** START Data shown **

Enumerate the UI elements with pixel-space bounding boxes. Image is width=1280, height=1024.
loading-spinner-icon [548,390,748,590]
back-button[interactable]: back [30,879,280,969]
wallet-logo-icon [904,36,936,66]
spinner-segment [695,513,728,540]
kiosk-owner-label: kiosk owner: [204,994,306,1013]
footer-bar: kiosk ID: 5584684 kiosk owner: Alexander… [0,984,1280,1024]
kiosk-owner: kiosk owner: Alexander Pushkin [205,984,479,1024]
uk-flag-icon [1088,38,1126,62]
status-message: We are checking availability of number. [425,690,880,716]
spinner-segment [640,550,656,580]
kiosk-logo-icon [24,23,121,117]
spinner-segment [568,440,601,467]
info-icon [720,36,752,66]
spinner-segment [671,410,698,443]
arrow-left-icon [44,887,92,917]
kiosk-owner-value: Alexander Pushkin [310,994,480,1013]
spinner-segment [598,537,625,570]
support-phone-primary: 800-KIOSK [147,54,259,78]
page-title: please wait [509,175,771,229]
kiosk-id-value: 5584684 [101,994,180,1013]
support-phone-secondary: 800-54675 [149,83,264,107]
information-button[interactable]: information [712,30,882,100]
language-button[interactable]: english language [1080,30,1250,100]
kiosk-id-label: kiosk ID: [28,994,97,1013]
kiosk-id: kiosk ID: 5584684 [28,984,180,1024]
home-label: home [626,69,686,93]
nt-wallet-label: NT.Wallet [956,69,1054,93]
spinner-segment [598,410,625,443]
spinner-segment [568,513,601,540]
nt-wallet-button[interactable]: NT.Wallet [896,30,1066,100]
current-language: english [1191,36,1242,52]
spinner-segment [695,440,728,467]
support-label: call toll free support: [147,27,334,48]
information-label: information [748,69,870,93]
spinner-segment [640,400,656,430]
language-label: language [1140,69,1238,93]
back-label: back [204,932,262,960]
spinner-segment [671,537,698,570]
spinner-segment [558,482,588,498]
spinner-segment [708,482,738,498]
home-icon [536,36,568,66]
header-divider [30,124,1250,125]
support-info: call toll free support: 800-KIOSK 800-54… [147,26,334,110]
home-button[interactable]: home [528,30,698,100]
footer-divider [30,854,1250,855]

** END Data shown **

§ **The problem**:
Please extract every line of the material above and reproduce each one without altering a single character.

§ **Completed task**:
Enumerate the UI elements with pixel-space bounding boxes. Image is width=1280, height=1024.
loading-spinner-icon [548,390,748,590]
back-button[interactable]: back [30,879,280,969]
wallet-logo-icon [904,36,936,66]
spinner-segment [695,513,728,540]
kiosk-owner-label: kiosk owner: [204,994,306,1013]
footer-bar: kiosk ID: 5584684 kiosk owner: Alexander… [0,984,1280,1024]
kiosk-owner: kiosk owner: Alexander Pushkin [205,984,479,1024]
uk-flag-icon [1088,38,1126,62]
status-message: We are checking availability of number. [425,690,880,716]
spinner-segment [640,550,656,580]
kiosk-logo-icon [24,23,121,117]
spinner-segment [568,440,601,467]
info-icon [720,36,752,66]
spinner-segment [671,410,698,443]
arrow-left-icon [44,887,92,917]
kiosk-owner-value: Alexander Pushkin [310,994,480,1013]
spinner-segment [598,537,625,570]
support-phone-primary: 800-KIOSK [147,54,259,78]
page-title: please wait [509,175,771,229]
kiosk-id-value: 5584684 [101,994,180,1013]
support-phone-secondary: 800-54675 [149,83,264,107]
information-button[interactable]: information [712,30,882,100]
language-button[interactable]: english language [1080,30,1250,100]
kiosk-id-label: kiosk ID: [28,994,97,1013]
kiosk-id: kiosk ID: 5584684 [28,984,180,1024]
home-label: home [626,69,686,93]
nt-wallet-label: NT.Wallet [956,69,1054,93]
spinner-segment [598,410,625,443]
spinner-segment [568,513,601,540]
nt-wallet-button[interactable]: NT.Wallet [896,30,1066,100]
current-language: english [1191,36,1242,52]
spinner-segment [695,440,728,467]
support-label: call toll free support: [147,27,334,48]
information-label: information [748,69,870,93]
spinner-segment [640,400,656,430]
language-label: language [1140,69,1238,93]
back-label: back [204,932,262,960]
spinner-segment [671,537,698,570]
spinner-segment [558,482,588,498]
spinner-segment [708,482,738,498]
home-icon [536,36,568,66]
header-divider [30,124,1250,125]
support-info: call toll free support: 800-KIOSK 800-54… [147,26,334,110]
home-button[interactable]: home [528,30,698,100]
footer-divider [30,854,1250,855]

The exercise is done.